→ **WORK TO DO**
Repeat the data that follows, word for word, without the images.

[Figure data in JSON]
--

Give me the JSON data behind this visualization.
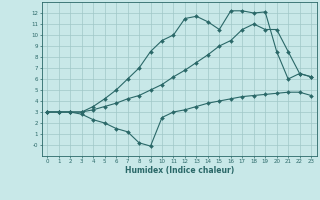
{
  "xlabel": "Humidex (Indice chaleur)",
  "bg_color": "#c8e8e8",
  "grid_color": "#a0c8c8",
  "line_color": "#2a6868",
  "line1_x": [
    0,
    1,
    2,
    3,
    4,
    5,
    6,
    7,
    8,
    9,
    10,
    11,
    12,
    13,
    14,
    15,
    16,
    17,
    18,
    19,
    20,
    21,
    22,
    23
  ],
  "line1_y": [
    3.0,
    3.0,
    3.0,
    2.8,
    2.3,
    2.0,
    1.5,
    1.2,
    0.2,
    -0.1,
    2.5,
    3.0,
    3.2,
    3.5,
    3.8,
    4.0,
    4.2,
    4.4,
    4.5,
    4.6,
    4.7,
    4.8,
    4.8,
    4.5
  ],
  "line2_x": [
    0,
    1,
    2,
    3,
    4,
    5,
    6,
    7,
    8,
    9,
    10,
    11,
    12,
    13,
    14,
    15,
    16,
    17,
    18,
    19,
    20,
    21,
    22,
    23
  ],
  "line2_y": [
    3.0,
    3.0,
    3.0,
    3.0,
    3.2,
    3.5,
    3.8,
    4.2,
    4.5,
    5.0,
    5.5,
    6.2,
    6.8,
    7.5,
    8.2,
    9.0,
    9.5,
    10.5,
    11.0,
    10.5,
    10.5,
    8.5,
    6.5,
    6.2
  ],
  "line3_x": [
    0,
    1,
    2,
    3,
    4,
    5,
    6,
    7,
    8,
    9,
    10,
    11,
    12,
    13,
    14,
    15,
    16,
    17,
    18,
    19,
    20,
    21,
    22,
    23
  ],
  "line3_y": [
    3.0,
    3.0,
    3.0,
    3.0,
    3.5,
    4.2,
    5.0,
    6.0,
    7.0,
    8.5,
    9.5,
    10.0,
    11.5,
    11.7,
    11.2,
    10.5,
    12.2,
    12.2,
    12.0,
    12.1,
    8.5,
    6.0,
    6.5,
    6.2
  ],
  "ylim": [
    -1.0,
    13.0
  ],
  "xlim": [
    -0.5,
    23.5
  ],
  "yticks": [
    0,
    1,
    2,
    3,
    4,
    5,
    6,
    7,
    8,
    9,
    10,
    11,
    12
  ],
  "xticks": [
    0,
    1,
    2,
    3,
    4,
    5,
    6,
    7,
    8,
    9,
    10,
    11,
    12,
    13,
    14,
    15,
    16,
    17,
    18,
    19,
    20,
    21,
    22,
    23
  ],
  "ytick_labels": [
    "-0",
    "1",
    "2",
    "3",
    "4",
    "5",
    "6",
    "7",
    "8",
    "9",
    "10",
    "11",
    "12"
  ],
  "marker": "D",
  "marker_size": 2,
  "linewidth": 0.8
}
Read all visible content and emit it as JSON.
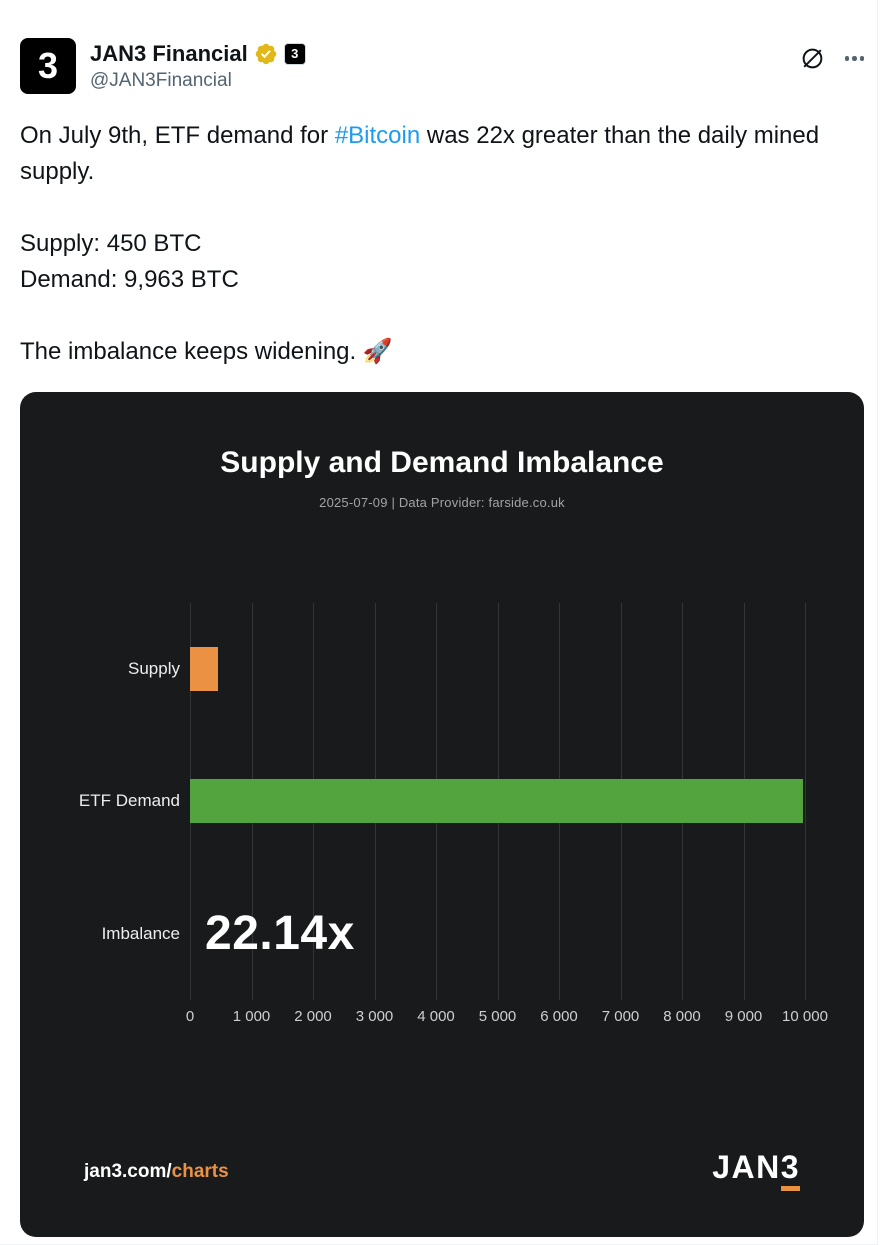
{
  "colors": {
    "link_blue": "#1D9BF0",
    "gold_badge": "#E2B719",
    "accent_orange": "#EA9143",
    "bar_green": "#53A43F",
    "card_bg": "#191A1C"
  },
  "tweet": {
    "author": {
      "name": "JAN3 Financial",
      "handle": "@JAN3Financial",
      "avatar_glyph": "3",
      "affiliate_glyph": "3"
    },
    "header_icons": {
      "grok_icon": "slashed-circle",
      "more_icon": "ellipsis-dots"
    },
    "body": {
      "p1_before": "On July 9th, ETF demand for ",
      "p1_hashtag": "#Bitcoin",
      "p1_after": " was 22x greater than the daily mined supply.",
      "supply_line": "Supply: 450 BTC",
      "demand_line": "Demand: 9,963 BTC",
      "closing_line": "The imbalance keeps widening. 🚀"
    }
  },
  "chart_card": {
    "title": "Supply and Demand Imbalance",
    "subtitle": "2025-07-09  |  Data Provider: farside.co.uk",
    "footer_site_prefix": "jan3.com/",
    "footer_site_suffix": "charts",
    "logo_prefix": "JAN",
    "logo_suffix": "3"
  },
  "chart_data": {
    "type": "bar",
    "orientation": "horizontal",
    "title": "Supply and Demand Imbalance",
    "subtitle": "2025-07-09 | Data Provider: farside.co.uk",
    "categories": [
      "Supply",
      "ETF Demand",
      "Imbalance"
    ],
    "values": [
      450,
      9963,
      null
    ],
    "imbalance_label": "22.14x",
    "imbalance_ratio": 22.14,
    "xlabel": "",
    "ylabel": "",
    "xlim": [
      0,
      10000
    ],
    "xticks": [
      0,
      1000,
      2000,
      3000,
      4000,
      5000,
      6000,
      7000,
      8000,
      9000,
      10000
    ],
    "tick_labels": [
      "0",
      "1 000",
      "2 000",
      "3 000",
      "4 000",
      "5 000",
      "6 000",
      "7 000",
      "8 000",
      "9 000",
      "10 000"
    ],
    "bar_colors": {
      "Supply": "#EA9143",
      "ETF Demand": "#53A43F"
    },
    "grid": "vertical",
    "legend": false
  }
}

--

→ **EXERCISE RESPONSE**
Give me the JSON data behind this visualization.
{
  "xlabel": "Humidex (Indice chaleur)",
  "bg_color": "#c8e8e8",
  "grid_color": "#a0c8c8",
  "line_color": "#2a6868",
  "line1_x": [
    0,
    1,
    2,
    3,
    4,
    5,
    6,
    7,
    8,
    9,
    10,
    11,
    12,
    13,
    14,
    15,
    16,
    17,
    18,
    19,
    20,
    21,
    22,
    23
  ],
  "line1_y": [
    3.0,
    3.0,
    3.0,
    2.8,
    2.3,
    2.0,
    1.5,
    1.2,
    0.2,
    -0.1,
    2.5,
    3.0,
    3.2,
    3.5,
    3.8,
    4.0,
    4.2,
    4.4,
    4.5,
    4.6,
    4.7,
    4.8,
    4.8,
    4.5
  ],
  "line2_x": [
    0,
    1,
    2,
    3,
    4,
    5,
    6,
    7,
    8,
    9,
    10,
    11,
    12,
    13,
    14,
    15,
    16,
    17,
    18,
    19,
    20,
    21,
    22,
    23
  ],
  "line2_y": [
    3.0,
    3.0,
    3.0,
    3.0,
    3.2,
    3.5,
    3.8,
    4.2,
    4.5,
    5.0,
    5.5,
    6.2,
    6.8,
    7.5,
    8.2,
    9.0,
    9.5,
    10.5,
    11.0,
    10.5,
    10.5,
    8.5,
    6.5,
    6.2
  ],
  "line3_x": [
    0,
    1,
    2,
    3,
    4,
    5,
    6,
    7,
    8,
    9,
    10,
    11,
    12,
    13,
    14,
    15,
    16,
    17,
    18,
    19,
    20,
    21,
    22,
    23
  ],
  "line3_y": [
    3.0,
    3.0,
    3.0,
    3.0,
    3.5,
    4.2,
    5.0,
    6.0,
    7.0,
    8.5,
    9.5,
    10.0,
    11.5,
    11.7,
    11.2,
    10.5,
    12.2,
    12.2,
    12.0,
    12.1,
    8.5,
    6.0,
    6.5,
    6.2
  ],
  "ylim": [
    -1.0,
    13.0
  ],
  "xlim": [
    -0.5,
    23.5
  ],
  "yticks": [
    0,
    1,
    2,
    3,
    4,
    5,
    6,
    7,
    8,
    9,
    10,
    11,
    12
  ],
  "xticks": [
    0,
    1,
    2,
    3,
    4,
    5,
    6,
    7,
    8,
    9,
    10,
    11,
    12,
    13,
    14,
    15,
    16,
    17,
    18,
    19,
    20,
    21,
    22,
    23
  ],
  "ytick_labels": [
    "-0",
    "1",
    "2",
    "3",
    "4",
    "5",
    "6",
    "7",
    "8",
    "9",
    "10",
    "11",
    "12"
  ],
  "marker": "D",
  "marker_size": 2,
  "linewidth": 0.8
}
Read all visible content and emit it as JSON.
{
  "colors": {
    "link_blue": "#1D9BF0",
    "gold_badge": "#E2B719",
    "accent_orange": "#EA9143",
    "bar_green": "#53A43F",
    "card_bg": "#191A1C"
  },
  "tweet": {
    "author": {
      "name": "JAN3 Financial",
      "handle": "@JAN3Financial",
      "avatar_glyph": "3",
      "affiliate_glyph": "3"
    },
    "header_icons": {
      "grok_icon": "slashed-circle",
      "more_icon": "ellipsis-dots"
    },
    "body": {
      "p1_before": "On July 9th, ETF demand for ",
      "p1_hashtag": "#Bitcoin",
      "p1_after": " was 22x greater than the daily mined supply.",
      "supply_line": "Supply: 450 BTC",
      "demand_line": "Demand: 9,963 BTC",
      "closing_line": "The imbalance keeps widening. 🚀"
    }
  },
  "chart_card": {
    "title": "Supply and Demand Imbalance",
    "subtitle": "2025-07-09  |  Data Provider: farside.co.uk",
    "footer_site_prefix": "jan3.com/",
    "footer_site_suffix": "charts",
    "logo_prefix": "JAN",
    "logo_suffix": "3"
  },
  "chart_data": {
    "type": "bar",
    "orientation": "horizontal",
    "title": "Supply and Demand Imbalance",
    "subtitle": "2025-07-09 | Data Provider: farside.co.uk",
    "categories": [
      "Supply",
      "ETF Demand",
      "Imbalance"
    ],
    "values": [
      450,
      9963,
      null
    ],
    "imbalance_label": "22.14x",
    "imbalance_ratio": 22.14,
    "xlabel": "",
    "ylabel": "",
    "xlim": [
      0,
      10000
    ],
    "xticks": [
      0,
      1000,
      2000,
      3000,
      4000,
      5000,
      6000,
      7000,
      8000,
      9000,
      10000
    ],
    "tick_labels": [
      "0",
      "1 000",
      "2 000",
      "3 000",
      "4 000",
      "5 000",
      "6 000",
      "7 000",
      "8 000",
      "9 000",
      "10 000"
    ],
    "bar_colors": {
      "Supply": "#EA9143",
      "ETF Demand": "#53A43F"
    },
    "grid": "vertical",
    "legend": false
  }
}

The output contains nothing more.